• TASK STATEMENT: Please print every record below exactly as it appears.

• ENTRIES:
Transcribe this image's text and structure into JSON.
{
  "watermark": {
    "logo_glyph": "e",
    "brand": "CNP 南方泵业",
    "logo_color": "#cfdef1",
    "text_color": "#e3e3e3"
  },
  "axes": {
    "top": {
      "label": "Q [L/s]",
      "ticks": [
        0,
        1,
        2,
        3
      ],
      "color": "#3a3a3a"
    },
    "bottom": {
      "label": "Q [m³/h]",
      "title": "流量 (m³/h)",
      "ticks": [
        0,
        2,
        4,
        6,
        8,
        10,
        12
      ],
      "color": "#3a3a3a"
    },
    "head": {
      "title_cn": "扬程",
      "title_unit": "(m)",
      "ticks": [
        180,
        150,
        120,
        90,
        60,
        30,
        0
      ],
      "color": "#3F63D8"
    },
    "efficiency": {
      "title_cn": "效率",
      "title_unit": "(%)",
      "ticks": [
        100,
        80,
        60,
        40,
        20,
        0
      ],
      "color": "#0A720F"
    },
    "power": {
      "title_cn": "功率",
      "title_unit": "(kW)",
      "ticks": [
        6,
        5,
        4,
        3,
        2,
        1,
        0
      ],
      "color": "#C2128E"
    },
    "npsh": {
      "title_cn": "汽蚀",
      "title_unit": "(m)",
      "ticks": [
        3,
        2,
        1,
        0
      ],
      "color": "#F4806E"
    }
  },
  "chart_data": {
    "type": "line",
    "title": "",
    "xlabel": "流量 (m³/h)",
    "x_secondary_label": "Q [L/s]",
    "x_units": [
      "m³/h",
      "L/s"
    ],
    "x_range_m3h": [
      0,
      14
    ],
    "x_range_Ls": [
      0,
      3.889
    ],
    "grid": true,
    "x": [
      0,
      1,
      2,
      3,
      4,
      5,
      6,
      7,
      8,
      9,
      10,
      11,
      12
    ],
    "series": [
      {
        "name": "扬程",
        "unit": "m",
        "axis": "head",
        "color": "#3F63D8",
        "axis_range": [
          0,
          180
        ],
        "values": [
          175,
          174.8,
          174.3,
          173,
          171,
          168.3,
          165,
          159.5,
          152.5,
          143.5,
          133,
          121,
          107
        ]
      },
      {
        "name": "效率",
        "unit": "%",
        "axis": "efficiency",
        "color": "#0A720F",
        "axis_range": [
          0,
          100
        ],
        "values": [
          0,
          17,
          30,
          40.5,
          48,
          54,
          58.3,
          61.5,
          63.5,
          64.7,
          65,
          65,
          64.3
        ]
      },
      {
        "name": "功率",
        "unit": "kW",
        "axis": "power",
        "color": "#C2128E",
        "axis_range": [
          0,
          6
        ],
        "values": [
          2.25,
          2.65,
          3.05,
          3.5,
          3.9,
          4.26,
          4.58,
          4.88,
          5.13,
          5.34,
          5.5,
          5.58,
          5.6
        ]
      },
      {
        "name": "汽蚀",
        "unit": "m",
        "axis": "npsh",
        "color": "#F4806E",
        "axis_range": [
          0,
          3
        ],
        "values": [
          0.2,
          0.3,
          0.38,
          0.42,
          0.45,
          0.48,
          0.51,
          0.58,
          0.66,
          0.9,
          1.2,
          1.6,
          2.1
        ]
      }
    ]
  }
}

• RESPONSE BELOW:
Transcribe this image's text and structure into JSON.
{
  "watermark": {
    "logo_glyph": "e",
    "brand": "CNP 南方泵业",
    "logo_color": "#cfdef1",
    "text_color": "#e3e3e3"
  },
  "axes": {
    "top": {
      "label": "Q [L/s]",
      "ticks": [
        0,
        1,
        2,
        3
      ],
      "color": "#3a3a3a"
    },
    "bottom": {
      "label": "Q [m³/h]",
      "title": "流量 (m³/h)",
      "ticks": [
        0,
        2,
        4,
        6,
        8,
        10,
        12
      ],
      "color": "#3a3a3a"
    },
    "head": {
      "title_cn": "扬程",
      "title_unit": "(m)",
      "ticks": [
        180,
        150,
        120,
        90,
        60,
        30,
        0
      ],
      "color": "#3F63D8"
    },
    "efficiency": {
      "title_cn": "效率",
      "title_unit": "(%)",
      "ticks": [
        100,
        80,
        60,
        40,
        20,
        0
      ],
      "color": "#0A720F"
    },
    "power": {
      "title_cn": "功率",
      "title_unit": "(kW)",
      "ticks": [
        6,
        5,
        4,
        3,
        2,
        1,
        0
      ],
      "color": "#C2128E"
    },
    "npsh": {
      "title_cn": "汽蚀",
      "title_unit": "(m)",
      "ticks": [
        3,
        2,
        1,
        0
      ],
      "color": "#F4806E"
    }
  },
  "chart_data": {
    "type": "line",
    "title": "",
    "xlabel": "流量 (m³/h)",
    "x_secondary_label": "Q [L/s]",
    "x_units": [
      "m³/h",
      "L/s"
    ],
    "x_range_m3h": [
      0,
      14
    ],
    "x_range_Ls": [
      0,
      3.889
    ],
    "grid": true,
    "x": [
      0,
      1,
      2,
      3,
      4,
      5,
      6,
      7,
      8,
      9,
      10,
      11,
      12
    ],
    "series": [
      {
        "name": "扬程",
        "unit": "m",
        "axis": "head",
        "color": "#3F63D8",
        "axis_range": [
          0,
          180
        ],
        "values": [
          175,
          174.8,
          174.3,
          173,
          171,
          168.3,
          165,
          159.5,
          152.5,
          143.5,
          133,
          121,
          107
        ]
      },
      {
        "name": "效率",
        "unit": "%",
        "axis": "efficiency",
        "color": "#0A720F",
        "axis_range": [
          0,
          100
        ],
        "values": [
          0,
          17,
          30,
          40.5,
          48,
          54,
          58.3,
          61.5,
          63.5,
          64.7,
          65,
          65,
          64.3
        ]
      },
      {
        "name": "功率",
        "unit": "kW",
        "axis": "power",
        "color": "#C2128E",
        "axis_range": [
          0,
          6
        ],
        "values": [
          2.25,
          2.65,
          3.05,
          3.5,
          3.9,
          4.26,
          4.58,
          4.88,
          5.13,
          5.34,
          5.5,
          5.58,
          5.6
        ]
      },
      {
        "name": "汽蚀",
        "unit": "m",
        "axis": "npsh",
        "color": "#F4806E",
        "axis_range": [
          0,
          3
        ],
        "values": [
          0.2,
          0.3,
          0.38,
          0.42,
          0.45,
          0.48,
          0.51,
          0.58,
          0.66,
          0.9,
          1.2,
          1.6,
          2.1
        ]
      }
    ]
  }
}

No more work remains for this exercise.